Here are some records; copy every line that holds the word "value".
# # #
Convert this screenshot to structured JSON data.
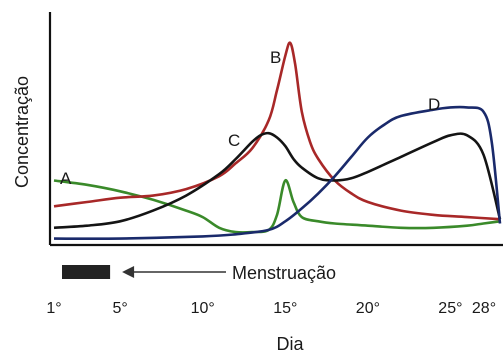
{
  "chart_data": {
    "type": "line",
    "title": "",
    "xlabel": "Dia",
    "ylabel": "Concentração",
    "xlim": [
      1,
      28
    ],
    "ylim": [
      0,
      100
    ],
    "x_ticks": [
      {
        "value": 1,
        "label": "1°"
      },
      {
        "value": 5,
        "label": "5°"
      },
      {
        "value": 10,
        "label": "10°"
      },
      {
        "value": 15,
        "label": "15°"
      },
      {
        "value": 20,
        "label": "20°"
      },
      {
        "value": 25,
        "label": "25°"
      },
      {
        "value": 28,
        "label": "28°"
      }
    ],
    "annotation": {
      "label": "Menstruação",
      "x_start": 1,
      "x_end": 5
    },
    "series": [
      {
        "name": "A",
        "color": "#3a8a2a",
        "x": [
          1,
          3,
          5,
          7,
          9,
          10,
          11,
          12,
          13,
          14,
          14.5,
          15,
          15.5,
          16,
          17,
          18,
          20,
          22,
          24,
          26,
          27,
          28
        ],
        "y": [
          30,
          28,
          25,
          21,
          16,
          13,
          8,
          6,
          6,
          7,
          14,
          30,
          20,
          13,
          11,
          10,
          9,
          8,
          8,
          9,
          10,
          11
        ]
      },
      {
        "name": "B",
        "color": "#a82828",
        "x": [
          1,
          3,
          5,
          7,
          9,
          11,
          12,
          13,
          14,
          14.5,
          15,
          15.3,
          15.6,
          16,
          16.5,
          17,
          18,
          19,
          20,
          22,
          24,
          26,
          28
        ],
        "y": [
          18,
          20,
          22,
          23,
          26,
          32,
          38,
          45,
          58,
          72,
          88,
          94,
          84,
          62,
          48,
          40,
          30,
          24,
          20,
          16,
          14,
          13,
          12
        ]
      },
      {
        "name": "C",
        "color": "#141414",
        "x": [
          1,
          3,
          5,
          7,
          9,
          11,
          12,
          13,
          13.5,
          14,
          14.5,
          15,
          15.5,
          16,
          17,
          18,
          19,
          20,
          22,
          24,
          25,
          26,
          27,
          28
        ],
        "y": [
          8,
          9,
          11,
          16,
          23,
          33,
          40,
          48,
          51,
          52,
          50,
          46,
          40,
          36,
          31,
          30,
          31,
          34,
          41,
          48,
          51,
          51,
          42,
          12
        ]
      },
      {
        "name": "D",
        "color": "#1a2a6b",
        "x": [
          1,
          5,
          10,
          12,
          14,
          15,
          16,
          17,
          18,
          19,
          20,
          21,
          22,
          24,
          25,
          26,
          27,
          27.5,
          28
        ],
        "y": [
          3,
          3,
          4,
          5,
          7,
          11,
          17,
          24,
          32,
          41,
          50,
          56,
          60,
          63,
          64,
          64,
          62,
          48,
          10
        ]
      }
    ]
  }
}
# # #
#### Reply to the task
        "value": 1,
        "value": 5,
        "value": 10,
        "value": 15,
        "value": 20,
        "value": 25,
        "value": 28,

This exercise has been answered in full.